[Recorded data]

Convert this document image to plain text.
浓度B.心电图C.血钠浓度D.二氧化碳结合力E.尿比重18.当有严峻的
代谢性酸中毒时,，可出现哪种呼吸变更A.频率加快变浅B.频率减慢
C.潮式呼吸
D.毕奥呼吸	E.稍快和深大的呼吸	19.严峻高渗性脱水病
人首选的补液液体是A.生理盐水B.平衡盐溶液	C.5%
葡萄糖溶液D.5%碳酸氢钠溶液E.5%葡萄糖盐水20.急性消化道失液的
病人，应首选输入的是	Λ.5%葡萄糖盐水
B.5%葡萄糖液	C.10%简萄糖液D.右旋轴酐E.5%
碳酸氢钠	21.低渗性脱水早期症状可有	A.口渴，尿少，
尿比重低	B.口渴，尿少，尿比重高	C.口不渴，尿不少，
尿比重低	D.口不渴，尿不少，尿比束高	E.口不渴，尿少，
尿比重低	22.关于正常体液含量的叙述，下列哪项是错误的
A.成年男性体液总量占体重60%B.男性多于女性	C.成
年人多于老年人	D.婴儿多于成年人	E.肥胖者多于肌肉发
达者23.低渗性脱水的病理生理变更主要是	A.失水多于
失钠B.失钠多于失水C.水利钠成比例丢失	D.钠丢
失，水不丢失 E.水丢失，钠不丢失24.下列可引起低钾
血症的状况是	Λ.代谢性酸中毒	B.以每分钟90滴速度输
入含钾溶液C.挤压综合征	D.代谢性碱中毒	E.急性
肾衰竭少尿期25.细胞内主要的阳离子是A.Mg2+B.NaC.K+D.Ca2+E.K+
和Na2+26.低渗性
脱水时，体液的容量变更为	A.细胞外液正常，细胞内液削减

▶ [What you have to do]: Copy out each line exactly as written.

▶ [Output of the exercise]:
Convert this document image to plain text.
浓度B.心电图C.血钠浓度D.二氧化碳结合力E.尿比重18.当有严峻的
代谢性酸中毒时,，可出现哪种呼吸变更A.频率加快变浅B.频率减慢
C.潮式呼吸
D.毕奥呼吸	E.稍快和深大的呼吸	19.严峻高渗性脱水病
人首选的补液液体是A.生理盐水B.平衡盐溶液	C.5%
葡萄糖溶液D.5%碳酸氢钠溶液E.5%葡萄糖盐水20.急性消化道失液的
病人，应首选输入的是	Λ.5%葡萄糖盐水
B.5%葡萄糖液	C.10%简萄糖液D.右旋轴酐E.5%
碳酸氢钠	21.低渗性脱水早期症状可有	A.口渴，尿少，
尿比重低	B.口渴，尿少，尿比重高	C.口不渴，尿不少，
尿比重低	D.口不渴，尿不少，尿比束高	E.口不渴，尿少，
尿比重低	22.关于正常体液含量的叙述，下列哪项是错误的
A.成年男性体液总量占体重60%B.男性多于女性	C.成
年人多于老年人	D.婴儿多于成年人	E.肥胖者多于肌肉发
达者23.低渗性脱水的病理生理变更主要是	A.失水多于
失钠B.失钠多于失水C.水利钠成比例丢失	D.钠丢
失，水不丢失 E.水丢失，钠不丢失24.下列可引起低钾
血症的状况是	Λ.代谢性酸中毒	B.以每分钟90滴速度输
入含钾溶液C.挤压综合征	D.代谢性碱中毒	E.急性
肾衰竭少尿期25.细胞内主要的阳离子是A.Mg2+B.NaC.K+D.Ca2+E.K+
和Na2+26.低渗性
脱水时，体液的容量变更为	A.细胞外液正常，细胞内液削减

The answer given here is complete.